=== Aim of the task ===
Images excluded, return every record exactly as it reads.

::::::::

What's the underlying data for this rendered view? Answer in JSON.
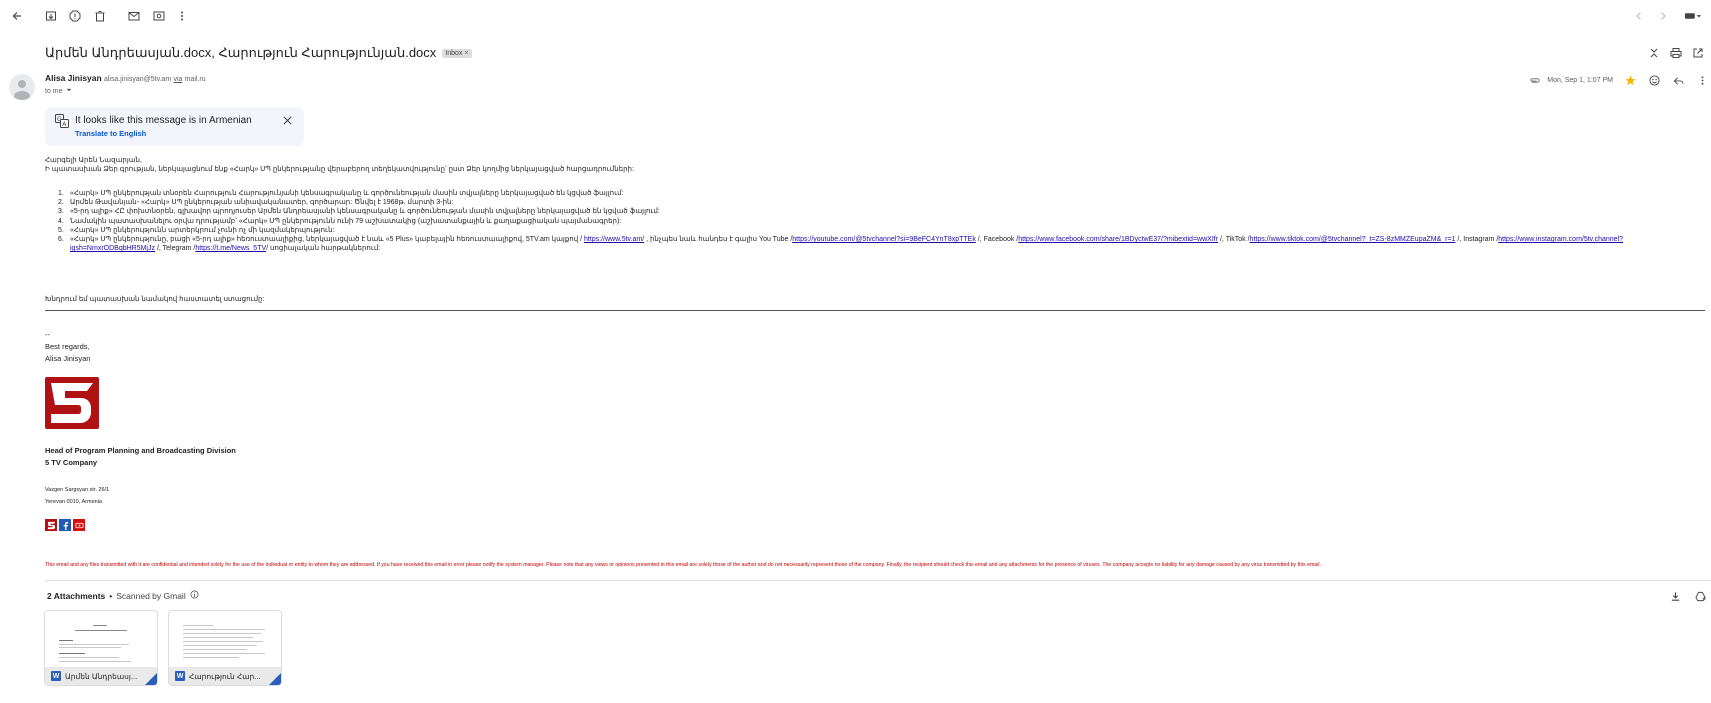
{
  "subject": {
    "title": "Արմեն Անդրեասյան.docx, Հարություն Հարությունյան.docx",
    "label": "Inbox",
    "label_close": "×"
  },
  "sender": {
    "name": "Alisa Jinisyan",
    "email": "alisa.jinisyan@5tv.am",
    "via": "via",
    "via_domain": "mail.ru",
    "to": "to me",
    "date": "Mon, Sep 1, 1:07 PM"
  },
  "translate": {
    "title": "It looks like this message is in Armenian",
    "link": "Translate to English"
  },
  "body": {
    "greeting": "Հարգելի Արեն Նազարյան,",
    "intro": "Ի պատասխան Ձեր գրության, ներկայացնում ենք «Հարկ» ՍՊ ընկերությանը վերաբերող տեղեկատվությունը՝ ըստ Ձեր կողմից ներկայացված հարցադրումների:",
    "items": [
      {
        "num": "1.",
        "text": "«Հարկ» ՍՊ ընկերության տնօրեն Հարություն Հարությունյանի կենսագրականը և գործունեության մասին տվյալները ներկայացված են կցված ֆայլում:"
      },
      {
        "num": "2.",
        "text": "Արմեն Թավանյան- «Հարկ» ՍՊ ընկերության անիավականատեր, գործարար: Ծնվել է 1968թ. մարտի 3-ին:"
      },
      {
        "num": "3.",
        "text": "«5-րդ ալիք» ՀԸ փոխտնօրեն, գլխավոր պրոդյուսեր Արմեն Անդրեասյանի կենսագրականը և գործունեության մասին տվյալները ներկայացված են կցված ֆայլում:"
      },
      {
        "num": "4.",
        "text": "Նամակին պատասխանելու օրվա դրությամբ՝ «Հարկ» ՍՊ ընկերությունն ունի 79 աշխատակից (աշխատանքային և քաղաքացիական պայմանագրեր):"
      },
      {
        "num": "5.",
        "text": "«Հարկ» ՍՊ ընկերությունն արտերկրում չունի ոչ մի կազմակերպություն:"
      }
    ],
    "item6": {
      "num": "6.",
      "part1": "«Հարկ» ՍՊ ընկերությունը, բացի «5-րդ ալիք» հեռուստաալիքից, ներկայացված է նաև «5 Plus» կաբելային հեռուստաալիքով, 5TV.am կայքով / ",
      "link1": "https://www.5tv.am/",
      "part2": " , ինչպես նաև հանդես է գալիս You Tube /",
      "link2": "https://youtube.com/@5tvchannel?si=9BeFC4YnT8xpTTEk",
      "part3": " /, Facebook /",
      "link3": "https://www.facebook.com/share/1BDyctwE37/?mibextid=wwXIfr",
      "part4": " /, TikTok /",
      "link4": "https://www.tiktok.com/@5tvchannel?_t=ZS-8zMMZEupaZM&_r=1",
      "part5": " /, Instagram /",
      "link5": "https://www.instagram.com/5tv.channel?igsh=NmxrODBqbHR5MjJz",
      "part6": " /, Telegram /",
      "link6": "https://t.me/News_5TV",
      "part7": "/  սոցիալական հարթակներում:"
    },
    "closing": "Խնդրում եմ պատասխան նամակով հաստատել ստացումը:"
  },
  "signature": {
    "dashes": "--",
    "regards": "Best regards,",
    "name": "Alisa Jinisyan",
    "logo_text": "5",
    "position": "Head of Program Planning and Broadcasting Division",
    "company": "5 TV Company",
    "address1": "Vazgen Sargsyan str. 26/1",
    "address2": "Yerevan 0010, Armenia"
  },
  "disclaimer": "This email and any files transmitted with it are confidential and intended solely for the use of the individual or entity to whom they are addressed. If you have received this email in error please notify the system manager. Please note that any views or opinions presented in this email are solely those of the author and do not necessarily represent those of the company. Finally, the recipient should check this email and any attachments for the presence of viruses. The company accepts no liability for any damage caused by any virus transmitted by this email.",
  "attachments": {
    "count_label": "2 Attachments",
    "dot": "•",
    "scanned": "Scanned by Gmail",
    "files": [
      {
        "name": "Արմեն Անդրեասյ...",
        "badge": "W"
      },
      {
        "name": "Հարություն Հար...",
        "badge": "W"
      }
    ]
  },
  "colors": {
    "link": "#1a0dab",
    "accent": "#0b57d0",
    "brand_red": "#b01214",
    "disclaimer": "#c00000",
    "star": "#f4b400"
  }
}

::::::::

=== Output below ===
What's the underlying data for this rendered view? Answer in JSON.
{
  "subject": {
    "title": "Արմեն Անդրեասյան.docx, Հարություն Հարությունյան.docx",
    "label": "Inbox",
    "label_close": "×"
  },
  "sender": {
    "name": "Alisa Jinisyan",
    "email": "alisa.jinisyan@5tv.am",
    "via": "via",
    "via_domain": "mail.ru",
    "to": "to me",
    "date": "Mon, Sep 1, 1:07 PM"
  },
  "translate": {
    "title": "It looks like this message is in Armenian",
    "link": "Translate to English"
  },
  "body": {
    "greeting": "Հարգելի Արեն Նազարյան,",
    "intro": "Ի պատասխան Ձեր գրության, ներկայացնում ենք «Հարկ» ՍՊ ընկերությանը վերաբերող տեղեկատվությունը՝ ըստ Ձեր կողմից ներկայացված հարցադրումների:",
    "items": [
      {
        "num": "1.",
        "text": "«Հարկ» ՍՊ ընկերության տնօրեն Հարություն Հարությունյանի կենսագրականը և գործունեության մասին տվյալները ներկայացված են կցված ֆայլում:"
      },
      {
        "num": "2.",
        "text": "Արմեն Թավանյան- «Հարկ» ՍՊ ընկերության անիավականատեր, գործարար: Ծնվել է 1968թ. մարտի 3-ին:"
      },
      {
        "num": "3.",
        "text": "«5-րդ ալիք» ՀԸ փոխտնօրեն, գլխավոր պրոդյուսեր Արմեն Անդրեասյանի կենսագրականը և գործունեության մասին տվյալները ներկայացված են կցված ֆայլում:"
      },
      {
        "num": "4.",
        "text": "Նամակին պատասխանելու օրվա դրությամբ՝ «Հարկ» ՍՊ ընկերությունն ունի 79 աշխատակից (աշխատանքային և քաղաքացիական պայմանագրեր):"
      },
      {
        "num": "5.",
        "text": "«Հարկ» ՍՊ ընկերությունն արտերկրում չունի ոչ մի կազմակերպություն:"
      }
    ],
    "item6": {
      "num": "6.",
      "part1": "«Հարկ» ՍՊ ընկերությունը, բացի «5-րդ ալիք» հեռուստաալիքից, ներկայացված է նաև «5 Plus» կաբելային հեռուստաալիքով, 5TV.am կայքով / ",
      "link1": "https://www.5tv.am/",
      "part2": " , ինչպես նաև հանդես է գալիս You Tube /",
      "link2": "https://youtube.com/@5tvchannel?si=9BeFC4YnT8xpTTEk",
      "part3": " /, Facebook /",
      "link3": "https://www.facebook.com/share/1BDyctwE37/?mibextid=wwXIfr",
      "part4": " /, TikTok /",
      "link4": "https://www.tiktok.com/@5tvchannel?_t=ZS-8zMMZEupaZM&_r=1",
      "part5": " /, Instagram /",
      "link5": "https://www.instagram.com/5tv.channel?igsh=NmxrODBqbHR5MjJz",
      "part6": " /, Telegram /",
      "link6": "https://t.me/News_5TV",
      "part7": "/  սոցիալական հարթակներում:"
    },
    "closing": "Խնդրում եմ պատասխան նամակով հաստատել ստացումը:"
  },
  "signature": {
    "dashes": "--",
    "regards": "Best regards,",
    "name": "Alisa Jinisyan",
    "logo_text": "5",
    "position": "Head of Program Planning and Broadcasting Division",
    "company": "5 TV Company",
    "address1": "Vazgen Sargsyan str. 26/1",
    "address2": "Yerevan 0010, Armenia"
  },
  "disclaimer": "This email and any files transmitted with it are confidential and intended solely for the use of the individual or entity to whom they are addressed. If you have received this email in error please notify the system manager. Please note that any views or opinions presented in this email are solely those of the author and do not necessarily represent those of the company. Finally, the recipient should check this email and any attachments for the presence of viruses. The company accepts no liability for any damage caused by any virus transmitted by this email.",
  "attachments": {
    "count_label": "2 Attachments",
    "dot": "•",
    "scanned": "Scanned by Gmail",
    "files": [
      {
        "name": "Արմեն Անդրեասյ...",
        "badge": "W"
      },
      {
        "name": "Հարություն Հար...",
        "badge": "W"
      }
    ]
  },
  "colors": {
    "link": "#1a0dab",
    "accent": "#0b57d0",
    "brand_red": "#b01214",
    "disclaimer": "#c00000",
    "star": "#f4b400"
  }
}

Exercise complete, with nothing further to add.